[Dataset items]
---
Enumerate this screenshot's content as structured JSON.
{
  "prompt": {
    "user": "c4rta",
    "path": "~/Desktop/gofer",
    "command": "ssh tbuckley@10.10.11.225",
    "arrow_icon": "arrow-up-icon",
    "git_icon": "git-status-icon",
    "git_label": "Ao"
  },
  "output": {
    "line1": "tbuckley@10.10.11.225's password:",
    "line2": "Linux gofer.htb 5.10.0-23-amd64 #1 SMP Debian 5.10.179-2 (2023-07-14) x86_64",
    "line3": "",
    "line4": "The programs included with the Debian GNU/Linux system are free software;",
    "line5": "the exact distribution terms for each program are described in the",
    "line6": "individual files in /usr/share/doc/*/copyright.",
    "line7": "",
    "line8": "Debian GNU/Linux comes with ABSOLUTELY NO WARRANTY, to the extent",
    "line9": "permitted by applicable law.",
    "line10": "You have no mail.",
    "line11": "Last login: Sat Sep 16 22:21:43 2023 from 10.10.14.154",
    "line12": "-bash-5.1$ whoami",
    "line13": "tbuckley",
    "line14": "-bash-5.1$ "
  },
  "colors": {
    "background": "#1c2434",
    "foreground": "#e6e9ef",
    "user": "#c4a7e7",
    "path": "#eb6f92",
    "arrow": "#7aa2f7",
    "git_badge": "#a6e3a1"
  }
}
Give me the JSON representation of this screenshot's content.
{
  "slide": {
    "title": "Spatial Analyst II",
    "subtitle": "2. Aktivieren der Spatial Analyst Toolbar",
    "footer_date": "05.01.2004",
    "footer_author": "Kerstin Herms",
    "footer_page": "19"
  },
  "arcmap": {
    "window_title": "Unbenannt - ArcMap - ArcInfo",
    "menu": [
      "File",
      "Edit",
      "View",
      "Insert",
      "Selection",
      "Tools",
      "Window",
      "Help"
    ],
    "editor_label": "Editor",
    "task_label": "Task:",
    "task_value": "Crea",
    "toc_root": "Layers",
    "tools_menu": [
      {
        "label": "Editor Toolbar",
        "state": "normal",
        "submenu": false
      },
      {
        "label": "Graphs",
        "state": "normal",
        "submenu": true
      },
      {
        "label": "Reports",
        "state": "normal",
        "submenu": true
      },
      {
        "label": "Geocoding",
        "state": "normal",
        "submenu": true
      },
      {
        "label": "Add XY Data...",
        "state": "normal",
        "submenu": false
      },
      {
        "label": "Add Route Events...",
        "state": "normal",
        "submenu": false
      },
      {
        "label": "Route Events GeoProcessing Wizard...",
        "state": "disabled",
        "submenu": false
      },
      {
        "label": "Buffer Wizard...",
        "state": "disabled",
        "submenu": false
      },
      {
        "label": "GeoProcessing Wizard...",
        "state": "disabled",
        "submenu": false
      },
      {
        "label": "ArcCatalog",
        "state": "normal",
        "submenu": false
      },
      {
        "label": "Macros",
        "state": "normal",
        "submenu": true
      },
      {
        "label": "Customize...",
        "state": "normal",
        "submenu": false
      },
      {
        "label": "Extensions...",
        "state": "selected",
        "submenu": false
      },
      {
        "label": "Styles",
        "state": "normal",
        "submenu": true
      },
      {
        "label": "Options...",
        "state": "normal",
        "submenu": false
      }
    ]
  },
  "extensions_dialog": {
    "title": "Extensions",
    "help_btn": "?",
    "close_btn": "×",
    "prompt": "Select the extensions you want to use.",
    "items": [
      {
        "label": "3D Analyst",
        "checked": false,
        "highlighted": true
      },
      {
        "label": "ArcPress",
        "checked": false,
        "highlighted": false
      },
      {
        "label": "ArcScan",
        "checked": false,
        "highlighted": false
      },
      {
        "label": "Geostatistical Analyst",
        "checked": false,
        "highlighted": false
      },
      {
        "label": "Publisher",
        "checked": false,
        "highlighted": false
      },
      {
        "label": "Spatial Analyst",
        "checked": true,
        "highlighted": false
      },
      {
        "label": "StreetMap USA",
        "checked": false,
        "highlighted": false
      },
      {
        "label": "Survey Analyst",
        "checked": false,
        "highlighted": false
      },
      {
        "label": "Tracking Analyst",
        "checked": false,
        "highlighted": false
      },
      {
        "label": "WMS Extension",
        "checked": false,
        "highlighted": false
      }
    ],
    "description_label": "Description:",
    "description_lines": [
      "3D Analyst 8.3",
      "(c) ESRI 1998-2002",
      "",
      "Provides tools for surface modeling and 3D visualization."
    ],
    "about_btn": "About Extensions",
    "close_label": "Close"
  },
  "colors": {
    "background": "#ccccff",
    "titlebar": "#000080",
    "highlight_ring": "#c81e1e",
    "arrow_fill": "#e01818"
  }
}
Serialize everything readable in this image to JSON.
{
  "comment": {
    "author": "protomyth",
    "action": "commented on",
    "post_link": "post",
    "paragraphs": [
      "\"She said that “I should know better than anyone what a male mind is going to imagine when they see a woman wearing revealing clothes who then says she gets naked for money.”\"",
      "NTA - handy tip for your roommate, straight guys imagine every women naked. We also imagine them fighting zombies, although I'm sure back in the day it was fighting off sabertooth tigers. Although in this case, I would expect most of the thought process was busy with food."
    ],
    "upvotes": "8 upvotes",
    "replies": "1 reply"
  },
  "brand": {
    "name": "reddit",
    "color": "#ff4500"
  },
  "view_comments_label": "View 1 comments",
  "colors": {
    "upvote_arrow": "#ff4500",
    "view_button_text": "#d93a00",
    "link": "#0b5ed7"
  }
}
---
AIM OF THE EXERCISE ▸
All of the material above needs to be retyped word for word.

WRITTEN RESPONSE ▸
Enumerate this screenshot's content as structured JSON.
{
  "prompt": {
    "user": "c4rta",
    "path": "~/Desktop/gofer",
    "command": "ssh tbuckley@10.10.11.225",
    "arrow_icon": "arrow-up-icon",
    "git_icon": "git-status-icon",
    "git_label": "Ao"
  },
  "output": {
    "line1": "tbuckley@10.10.11.225's password:",
    "line2": "Linux gofer.htb 5.10.0-23-amd64 #1 SMP Debian 5.10.179-2 (2023-07-14) x86_64",
    "line3": "",
    "line4": "The programs included with the Debian GNU/Linux system are free software;",
    "line5": "the exact distribution terms for each program are described in the",
    "line6": "individual files in /usr/share/doc/*/copyright.",
    "line7": "",
    "line8": "Debian GNU/Linux comes with ABSOLUTELY NO WARRANTY, to the extent",
    "line9": "permitted by applicable law.",
    "line10": "You have no mail.",
    "line11": "Last login: Sat Sep 16 22:21:43 2023 from 10.10.14.154",
    "line12": "-bash-5.1$ whoami",
    "line13": "tbuckley",
    "line14": "-bash-5.1$ "
  },
  "colors": {
    "background": "#1c2434",
    "foreground": "#e6e9ef",
    "user": "#c4a7e7",
    "path": "#eb6f92",
    "arrow": "#7aa2f7",
    "git_badge": "#a6e3a1"
  }
}
Give me the JSON representation of this screenshot's content.
{
  "slide": {
    "title": "Spatial Analyst II",
    "subtitle": "2. Aktivieren der Spatial Analyst Toolbar",
    "footer_date": "05.01.2004",
    "footer_author": "Kerstin Herms",
    "footer_page": "19"
  },
  "arcmap": {
    "window_title": "Unbenannt - ArcMap - ArcInfo",
    "menu": [
      "File",
      "Edit",
      "View",
      "Insert",
      "Selection",
      "Tools",
      "Window",
      "Help"
    ],
    "editor_label": "Editor",
    "task_label": "Task:",
    "task_value": "Crea",
    "toc_root": "Layers",
    "tools_menu": [
      {
        "label": "Editor Toolbar",
        "state": "normal",
        "submenu": false
      },
      {
        "label": "Graphs",
        "state": "normal",
        "submenu": true
      },
      {
        "label": "Reports",
        "state": "normal",
        "submenu": true
      },
      {
        "label": "Geocoding",
        "state": "normal",
        "submenu": true
      },
      {
        "label": "Add XY Data...",
        "state": "normal",
        "submenu": false
      },
      {
        "label": "Add Route Events...",
        "state": "normal",
        "submenu": false
      },
      {
        "label": "Route Events GeoProcessing Wizard...",
        "state": "disabled",
        "submenu": false
      },
      {
        "label": "Buffer Wizard...",
        "state": "disabled",
        "submenu": false
      },
      {
        "label": "GeoProcessing Wizard...",
        "state": "disabled",
        "submenu": false
      },
      {
        "label": "ArcCatalog",
        "state": "normal",
        "submenu": false
      },
      {
        "label": "Macros",
        "state": "normal",
        "submenu": true
      },
      {
        "label": "Customize...",
        "state": "normal",
        "submenu": false
      },
      {
        "label": "Extensions...",
        "state": "selected",
        "submenu": false
      },
      {
        "label": "Styles",
        "state": "normal",
        "submenu": true
      },
      {
        "label": "Options...",
        "state": "normal",
        "submenu": false
      }
    ]
  },
  "extensions_dialog": {
    "title": "Extensions",
    "help_btn": "?",
    "close_btn": "×",
    "prompt": "Select the extensions you want to use.",
    "items": [
      {
        "label": "3D Analyst",
        "checked": false,
        "highlighted": true
      },
      {
        "label": "ArcPress",
        "checked": false,
        "highlighted": false
      },
      {
        "label": "ArcScan",
        "checked": false,
        "highlighted": false
      },
      {
        "label": "Geostatistical Analyst",
        "checked": false,
        "highlighted": false
      },
      {
        "label": "Publisher",
        "checked": false,
        "highlighted": false
      },
      {
        "label": "Spatial Analyst",
        "checked": true,
        "highlighted": false
      },
      {
        "label": "StreetMap USA",
        "checked": false,
        "highlighted": false
      },
      {
        "label": "Survey Analyst",
        "checked": false,
        "highlighted": false
      },
      {
        "label": "Tracking Analyst",
        "checked": false,
        "highlighted": false
      },
      {
        "label": "WMS Extension",
        "checked": false,
        "highlighted": false
      }
    ],
    "description_label": "Description:",
    "description_lines": [
      "3D Analyst 8.3",
      "(c) ESRI 1998-2002",
      "",
      "Provides tools for surface modeling and 3D visualization."
    ],
    "about_btn": "About Extensions",
    "close_label": "Close"
  },
  "colors": {
    "background": "#ccccff",
    "titlebar": "#000080",
    "highlight_ring": "#c81e1e",
    "arrow_fill": "#e01818"
  }
}
Serialize everything readable in this image to JSON.
{
  "comment": {
    "author": "protomyth",
    "action": "commented on",
    "post_link": "post",
    "paragraphs": [
      "\"She said that “I should know better than anyone what a male mind is going to imagine when they see a woman wearing revealing clothes who then says she gets naked for money.”\"",
      "NTA - handy tip for your roommate, straight guys imagine every women naked. We also imagine them fighting zombies, although I'm sure back in the day it was fighting off sabertooth tigers. Although in this case, I would expect most of the thought process was busy with food."
    ],
    "upvotes": "8 upvotes",
    "replies": "1 reply"
  },
  "brand": {
    "name": "reddit",
    "color": "#ff4500"
  },
  "view_comments_label": "View 1 comments",
  "colors": {
    "upvote_arrow": "#ff4500",
    "view_button_text": "#d93a00",
    "link": "#0b5ed7"
  }
}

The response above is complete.